At InVision, we currently use Kibana to search our logs. For the most part, Kibana has been pretty good (despite the pains of having many teams dump all of their logs with conflicting keys and data-types). A couple of weeks ago, however, something changed; suddenly, the dropdown / type-ahead menu for the search input started overlapping with the input itself such that you couldn't even see what you were typing:

NOTE: I've colored the dopdown menu gold to showcase the problem more clearly.

Kibana search menu fail.

This has been a huge pain in the butt!

▸ **Collected data**:
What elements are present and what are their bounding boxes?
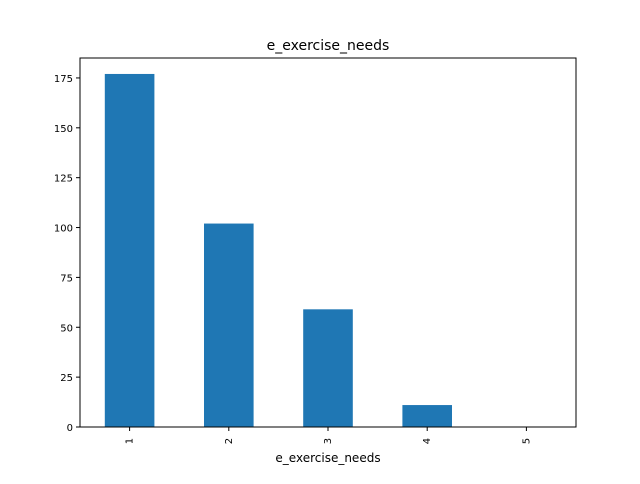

▸ **Requirement A**:
In the text about the Kibana search menu, what color was the dropdown menu given to make the problem clearer?
▸ **Requirement B**:
From the text about the Kibana search menu, output the passage starting with "At InVision, we" and going on through "problem more clearly.", word for word.

▸ **Written reply A**:
Gold.

▸ **Written reply B**:
At InVision, we currently use Kibana to search our logs. For the most part, Kibana has been pretty good (despite the pains of having many teams dump all of their logs with conflicting keys and data-types). A couple of weeks ago, however, something changed; suddenly, the dropdown / type-ahead menu for the search input started overlapping with the input itself such that you couldn't even see what you were typing:

NOTE: I've colored the dopdown menu gold to showcase the problem more clearly.